■ PASSAGE SHOWN ■
=== Begin Enclosure ===

Document incoming mail and correspondence received by applicants in Disaster Credit Management System. Consult NEMIS, the database of the Federal Emergency Management Agency (FEMA), to assist with clarifying documentation for application entry purposes.

Contact applicants in regards to missing and/or questionable information on their applications and other correspondence. Multi-tasking, performing face pace work with limited supervision producing quality work. Cross trained in other departments such as Quality Assurance, ELA department, 8821 for Reconsideration, Incoming Mail, and Summary Decline department qualifying applicants for Summary Decline Worksheets located in the DIG (Disaster Assistance System).

Application entry Processing applications to create a complete status of approved applications with Small Business Administration. Referencing (when applicable) the database using Nemis (National Emergency Information System).

DCMS (Disaster Credit Management System) monitored through Field Ops Query Software System). Complete Microsoft Excel Software Package daily production sheet. Dallas: 4400 TX-121 STE 300, Lewisville, TX 75056 Fort Worth: 5049 Edwards Ranch Road Fort Worth, TX 76109

Contacting applicants for missing documents in assisting borrowers to close their loans Counseling home and business applicants on the documents required.

=== End Enclosure ===

■ SOURCE DATA ■
=== Begin Enclosure ===

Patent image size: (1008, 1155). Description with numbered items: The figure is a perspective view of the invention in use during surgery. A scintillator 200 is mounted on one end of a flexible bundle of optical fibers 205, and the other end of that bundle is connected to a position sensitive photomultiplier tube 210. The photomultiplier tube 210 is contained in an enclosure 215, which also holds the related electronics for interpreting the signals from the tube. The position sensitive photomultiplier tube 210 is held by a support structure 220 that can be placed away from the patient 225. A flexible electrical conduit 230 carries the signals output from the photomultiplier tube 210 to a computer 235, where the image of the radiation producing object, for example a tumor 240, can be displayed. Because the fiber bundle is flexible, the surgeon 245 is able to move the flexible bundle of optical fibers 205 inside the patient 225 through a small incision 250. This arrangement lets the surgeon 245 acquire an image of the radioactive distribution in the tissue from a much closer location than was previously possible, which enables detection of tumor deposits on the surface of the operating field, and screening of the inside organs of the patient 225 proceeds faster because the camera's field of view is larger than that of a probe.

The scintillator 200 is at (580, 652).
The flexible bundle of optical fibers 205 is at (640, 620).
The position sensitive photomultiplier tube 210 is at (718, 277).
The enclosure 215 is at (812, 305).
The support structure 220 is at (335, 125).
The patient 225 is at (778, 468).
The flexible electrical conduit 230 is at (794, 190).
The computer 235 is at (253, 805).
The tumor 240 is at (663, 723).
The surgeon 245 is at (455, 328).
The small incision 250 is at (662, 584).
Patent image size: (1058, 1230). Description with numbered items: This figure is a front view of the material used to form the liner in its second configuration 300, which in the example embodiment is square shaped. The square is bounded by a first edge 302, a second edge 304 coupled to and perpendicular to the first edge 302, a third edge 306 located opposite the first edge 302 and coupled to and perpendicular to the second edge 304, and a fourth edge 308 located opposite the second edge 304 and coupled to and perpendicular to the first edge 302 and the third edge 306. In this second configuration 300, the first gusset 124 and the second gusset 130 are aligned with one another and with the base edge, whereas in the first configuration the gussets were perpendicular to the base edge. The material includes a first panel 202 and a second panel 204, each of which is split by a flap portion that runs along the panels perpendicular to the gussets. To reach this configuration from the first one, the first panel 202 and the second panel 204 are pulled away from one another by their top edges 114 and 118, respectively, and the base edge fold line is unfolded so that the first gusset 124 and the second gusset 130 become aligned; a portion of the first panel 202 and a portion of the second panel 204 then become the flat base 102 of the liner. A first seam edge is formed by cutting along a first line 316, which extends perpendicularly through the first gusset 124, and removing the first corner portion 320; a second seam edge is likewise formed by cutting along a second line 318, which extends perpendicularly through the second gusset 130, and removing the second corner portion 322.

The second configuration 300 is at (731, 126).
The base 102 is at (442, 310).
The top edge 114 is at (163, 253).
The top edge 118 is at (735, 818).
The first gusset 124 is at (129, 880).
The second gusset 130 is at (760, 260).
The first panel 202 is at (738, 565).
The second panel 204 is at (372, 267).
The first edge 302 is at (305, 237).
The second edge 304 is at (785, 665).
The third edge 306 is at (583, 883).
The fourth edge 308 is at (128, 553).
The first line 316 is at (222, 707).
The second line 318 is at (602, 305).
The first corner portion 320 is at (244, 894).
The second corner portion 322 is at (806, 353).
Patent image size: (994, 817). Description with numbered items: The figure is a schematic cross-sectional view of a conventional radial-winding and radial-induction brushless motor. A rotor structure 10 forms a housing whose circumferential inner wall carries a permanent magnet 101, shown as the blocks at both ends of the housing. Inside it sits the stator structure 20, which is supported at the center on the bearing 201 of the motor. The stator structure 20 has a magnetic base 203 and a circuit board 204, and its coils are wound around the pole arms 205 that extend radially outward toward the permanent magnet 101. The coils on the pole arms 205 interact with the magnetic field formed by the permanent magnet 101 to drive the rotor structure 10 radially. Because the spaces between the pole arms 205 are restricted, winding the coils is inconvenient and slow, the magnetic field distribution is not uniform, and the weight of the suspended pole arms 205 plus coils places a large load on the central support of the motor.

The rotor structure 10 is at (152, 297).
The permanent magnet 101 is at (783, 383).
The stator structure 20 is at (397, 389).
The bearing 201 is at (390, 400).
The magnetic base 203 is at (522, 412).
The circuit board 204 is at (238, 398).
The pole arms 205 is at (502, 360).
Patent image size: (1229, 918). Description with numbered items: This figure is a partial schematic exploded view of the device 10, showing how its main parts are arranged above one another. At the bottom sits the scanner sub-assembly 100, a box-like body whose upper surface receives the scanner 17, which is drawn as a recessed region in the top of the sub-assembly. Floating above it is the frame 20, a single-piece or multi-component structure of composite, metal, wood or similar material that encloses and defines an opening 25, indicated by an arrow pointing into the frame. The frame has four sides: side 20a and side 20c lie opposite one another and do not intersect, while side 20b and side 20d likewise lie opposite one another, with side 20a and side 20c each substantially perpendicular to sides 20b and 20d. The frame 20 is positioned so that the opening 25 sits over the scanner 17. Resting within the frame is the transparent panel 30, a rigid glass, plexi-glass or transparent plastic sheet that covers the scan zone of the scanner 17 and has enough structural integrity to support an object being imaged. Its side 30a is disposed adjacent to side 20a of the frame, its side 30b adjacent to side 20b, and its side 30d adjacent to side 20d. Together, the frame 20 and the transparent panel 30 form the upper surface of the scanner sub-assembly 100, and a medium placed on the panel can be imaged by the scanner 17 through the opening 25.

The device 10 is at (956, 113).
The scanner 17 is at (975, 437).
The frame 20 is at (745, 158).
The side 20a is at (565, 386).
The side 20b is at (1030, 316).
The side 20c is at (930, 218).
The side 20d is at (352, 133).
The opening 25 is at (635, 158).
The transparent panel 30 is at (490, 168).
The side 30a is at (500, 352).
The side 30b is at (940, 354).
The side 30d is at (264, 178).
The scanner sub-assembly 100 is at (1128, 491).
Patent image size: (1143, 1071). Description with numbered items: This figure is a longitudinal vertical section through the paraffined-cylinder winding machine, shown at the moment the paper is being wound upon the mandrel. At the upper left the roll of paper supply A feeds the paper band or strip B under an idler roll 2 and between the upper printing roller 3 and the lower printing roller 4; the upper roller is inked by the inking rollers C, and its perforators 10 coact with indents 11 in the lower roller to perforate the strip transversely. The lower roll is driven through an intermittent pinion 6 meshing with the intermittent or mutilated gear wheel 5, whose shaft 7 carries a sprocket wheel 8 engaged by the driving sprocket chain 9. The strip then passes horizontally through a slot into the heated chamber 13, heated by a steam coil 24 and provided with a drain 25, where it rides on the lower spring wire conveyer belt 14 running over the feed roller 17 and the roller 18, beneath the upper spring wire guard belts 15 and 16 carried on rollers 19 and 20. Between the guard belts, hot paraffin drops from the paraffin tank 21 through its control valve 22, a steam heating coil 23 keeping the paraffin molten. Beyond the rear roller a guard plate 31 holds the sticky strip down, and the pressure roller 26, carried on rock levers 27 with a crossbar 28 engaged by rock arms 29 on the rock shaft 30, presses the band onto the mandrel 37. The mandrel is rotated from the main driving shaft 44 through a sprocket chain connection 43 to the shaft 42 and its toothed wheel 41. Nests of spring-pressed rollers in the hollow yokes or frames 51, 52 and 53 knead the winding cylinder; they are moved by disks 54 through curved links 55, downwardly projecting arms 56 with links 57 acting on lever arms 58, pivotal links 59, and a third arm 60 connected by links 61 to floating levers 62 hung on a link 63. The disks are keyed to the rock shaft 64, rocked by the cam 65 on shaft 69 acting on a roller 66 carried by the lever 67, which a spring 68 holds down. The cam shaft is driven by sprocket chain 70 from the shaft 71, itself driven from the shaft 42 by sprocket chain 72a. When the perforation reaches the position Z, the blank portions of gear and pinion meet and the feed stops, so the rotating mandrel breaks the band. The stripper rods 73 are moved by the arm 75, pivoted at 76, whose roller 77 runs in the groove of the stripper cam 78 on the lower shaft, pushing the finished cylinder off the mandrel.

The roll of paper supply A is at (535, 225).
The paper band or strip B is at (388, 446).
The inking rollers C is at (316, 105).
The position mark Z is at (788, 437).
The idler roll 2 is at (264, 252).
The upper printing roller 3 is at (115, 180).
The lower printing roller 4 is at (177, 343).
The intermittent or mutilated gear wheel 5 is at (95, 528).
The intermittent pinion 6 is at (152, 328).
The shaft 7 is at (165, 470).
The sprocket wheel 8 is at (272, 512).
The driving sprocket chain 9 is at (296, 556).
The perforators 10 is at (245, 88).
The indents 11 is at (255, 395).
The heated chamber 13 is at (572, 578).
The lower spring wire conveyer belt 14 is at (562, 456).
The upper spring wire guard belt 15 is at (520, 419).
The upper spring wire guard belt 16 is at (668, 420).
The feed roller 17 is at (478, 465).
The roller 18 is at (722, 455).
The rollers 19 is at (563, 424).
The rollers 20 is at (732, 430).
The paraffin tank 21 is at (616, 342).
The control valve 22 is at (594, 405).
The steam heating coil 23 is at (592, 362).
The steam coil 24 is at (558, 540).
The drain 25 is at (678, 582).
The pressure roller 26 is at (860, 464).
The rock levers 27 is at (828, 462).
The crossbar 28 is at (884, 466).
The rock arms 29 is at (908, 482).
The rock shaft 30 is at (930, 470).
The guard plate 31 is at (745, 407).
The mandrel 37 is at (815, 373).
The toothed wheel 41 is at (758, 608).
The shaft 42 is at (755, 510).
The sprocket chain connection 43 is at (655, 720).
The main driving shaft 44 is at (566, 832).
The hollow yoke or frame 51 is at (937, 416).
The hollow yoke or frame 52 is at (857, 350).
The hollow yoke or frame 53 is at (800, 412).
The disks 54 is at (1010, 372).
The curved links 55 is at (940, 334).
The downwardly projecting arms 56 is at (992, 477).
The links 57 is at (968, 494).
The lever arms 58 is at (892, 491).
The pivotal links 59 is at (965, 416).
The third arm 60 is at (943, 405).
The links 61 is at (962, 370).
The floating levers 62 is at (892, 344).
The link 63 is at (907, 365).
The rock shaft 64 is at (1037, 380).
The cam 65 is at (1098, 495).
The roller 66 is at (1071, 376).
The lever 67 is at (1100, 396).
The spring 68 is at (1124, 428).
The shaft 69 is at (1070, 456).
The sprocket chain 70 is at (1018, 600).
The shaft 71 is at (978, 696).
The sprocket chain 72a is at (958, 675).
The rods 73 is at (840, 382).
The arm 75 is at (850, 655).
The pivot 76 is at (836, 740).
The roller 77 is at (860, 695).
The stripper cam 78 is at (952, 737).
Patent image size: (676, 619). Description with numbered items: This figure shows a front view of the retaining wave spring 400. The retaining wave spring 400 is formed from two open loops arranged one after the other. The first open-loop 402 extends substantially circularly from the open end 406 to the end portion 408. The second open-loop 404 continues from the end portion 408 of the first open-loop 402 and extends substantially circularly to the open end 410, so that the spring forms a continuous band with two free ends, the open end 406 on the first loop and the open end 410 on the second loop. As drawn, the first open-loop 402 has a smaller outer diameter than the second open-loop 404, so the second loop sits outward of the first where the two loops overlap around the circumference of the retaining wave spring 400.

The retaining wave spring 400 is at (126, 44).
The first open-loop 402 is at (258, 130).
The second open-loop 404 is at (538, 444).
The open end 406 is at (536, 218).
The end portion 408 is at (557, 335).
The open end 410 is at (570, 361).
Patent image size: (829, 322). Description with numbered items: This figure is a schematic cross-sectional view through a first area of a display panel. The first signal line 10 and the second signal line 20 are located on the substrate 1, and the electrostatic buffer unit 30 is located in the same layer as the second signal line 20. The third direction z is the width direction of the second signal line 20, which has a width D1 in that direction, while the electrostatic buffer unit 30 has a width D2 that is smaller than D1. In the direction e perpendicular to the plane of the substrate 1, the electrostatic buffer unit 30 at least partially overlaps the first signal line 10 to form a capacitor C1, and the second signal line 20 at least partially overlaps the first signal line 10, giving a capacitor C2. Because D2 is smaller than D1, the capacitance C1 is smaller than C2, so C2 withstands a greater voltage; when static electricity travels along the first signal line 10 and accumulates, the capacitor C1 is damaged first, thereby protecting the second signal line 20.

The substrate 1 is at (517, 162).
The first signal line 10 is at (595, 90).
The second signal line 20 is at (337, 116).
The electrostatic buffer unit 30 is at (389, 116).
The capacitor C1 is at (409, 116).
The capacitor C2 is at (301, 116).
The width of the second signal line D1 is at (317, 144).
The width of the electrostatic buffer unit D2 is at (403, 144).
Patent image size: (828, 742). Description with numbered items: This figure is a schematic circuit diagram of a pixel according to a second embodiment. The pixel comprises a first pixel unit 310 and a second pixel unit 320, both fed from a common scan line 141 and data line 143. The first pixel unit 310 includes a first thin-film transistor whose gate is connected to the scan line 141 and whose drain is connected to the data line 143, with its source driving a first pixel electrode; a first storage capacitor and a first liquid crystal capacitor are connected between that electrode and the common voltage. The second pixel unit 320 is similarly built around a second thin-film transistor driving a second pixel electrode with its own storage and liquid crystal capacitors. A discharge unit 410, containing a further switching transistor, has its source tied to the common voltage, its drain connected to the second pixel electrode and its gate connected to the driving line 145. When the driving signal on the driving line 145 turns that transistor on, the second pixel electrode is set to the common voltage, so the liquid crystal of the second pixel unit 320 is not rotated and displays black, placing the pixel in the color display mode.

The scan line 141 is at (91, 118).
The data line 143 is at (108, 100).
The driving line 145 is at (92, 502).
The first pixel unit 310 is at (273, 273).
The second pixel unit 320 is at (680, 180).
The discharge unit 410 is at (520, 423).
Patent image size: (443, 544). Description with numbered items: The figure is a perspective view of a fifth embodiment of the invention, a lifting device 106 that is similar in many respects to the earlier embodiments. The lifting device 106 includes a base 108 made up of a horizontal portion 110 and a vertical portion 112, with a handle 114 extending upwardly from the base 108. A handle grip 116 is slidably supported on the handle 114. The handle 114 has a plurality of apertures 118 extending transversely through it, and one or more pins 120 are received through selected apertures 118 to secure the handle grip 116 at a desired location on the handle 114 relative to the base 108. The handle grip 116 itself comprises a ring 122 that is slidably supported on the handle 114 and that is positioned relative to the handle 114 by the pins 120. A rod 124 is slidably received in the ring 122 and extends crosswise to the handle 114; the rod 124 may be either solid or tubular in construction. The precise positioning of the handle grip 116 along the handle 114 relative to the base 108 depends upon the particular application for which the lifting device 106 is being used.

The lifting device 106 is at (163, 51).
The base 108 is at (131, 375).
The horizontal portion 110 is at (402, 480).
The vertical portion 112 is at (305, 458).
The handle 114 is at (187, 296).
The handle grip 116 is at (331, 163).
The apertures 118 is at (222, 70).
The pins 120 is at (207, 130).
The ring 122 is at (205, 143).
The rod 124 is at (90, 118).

=== End Enclosure ===

Set down word for word the part of the passage on disaster loan processing that runs from "Contacting applicants for" up to and including "the documents required.".

Contacting applicants for missing documents in assisting borrowers to close their loans Counseling home and business applicants on the documents required.